Records provided Block Start

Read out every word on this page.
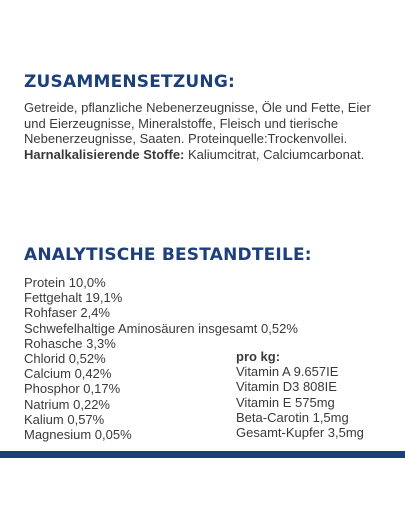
ZUSAMMENSETZUNG:

Getreide, pflanzliche Nebenerzeugnisse, Öle und Fette, Eier und Eierzeugnisse, Mineralstoffe, Fleisch und tierische Nebenerzeugnisse, Saaten. Proteinquelle:Trockenvollei.
Harnalkalisierende Stoffe: Kaliumcitrat, Calciumcarbonat.

ANALYTISCHE BESTANDTEILE:
Protein 10,0%
Fettgehalt 19,1%
Rohfaser 2,4%
Schwefelhaltige Aminosäuren insgesamt 0,52%
Rohasche 3,3%
Chlorid 0,52%
Calcium 0,42%
Phosphor 0,17%
Natrium 0,22%
Kalium 0,57%
Magnesium 0,05%
pro kg:
Vitamin A 9.657IE
Vitamin D3 808IE
Vitamin E 575mg
Beta-Carotin 1,5mg
Gesamt-Kupfer 3,5mg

Records provided Block End

* **Your goal**
Leaving every picture out, repeat each line of the material exactly.

* **Answer area**
Read out every word on this page.
ZUSAMMENSETZUNG:

Getreide, pflanzliche Nebenerzeugnisse, Öle und Fette, Eier und Eierzeugnisse, Mineralstoffe, Fleisch und tierische Nebenerzeugnisse, Saaten. Proteinquelle:Trockenvollei.
Harnalkalisierende Stoffe: Kaliumcitrat, Calciumcarbonat.

ANALYTISCHE BESTANDTEILE:
Protein 10,0%
Fettgehalt 19,1%
Rohfaser 2,4%
Schwefelhaltige Aminosäuren insgesamt 0,52%
Rohasche 3,3%
Chlorid 0,52%
Calcium 0,42%
Phosphor 0,17%
Natrium 0,22%
Kalium 0,57%
Magnesium 0,05%
pro kg:
Vitamin A 9.657IE
Vitamin D3 808IE
Vitamin E 575mg
Beta-Carotin 1,5mg
Gesamt-Kupfer 3,5mg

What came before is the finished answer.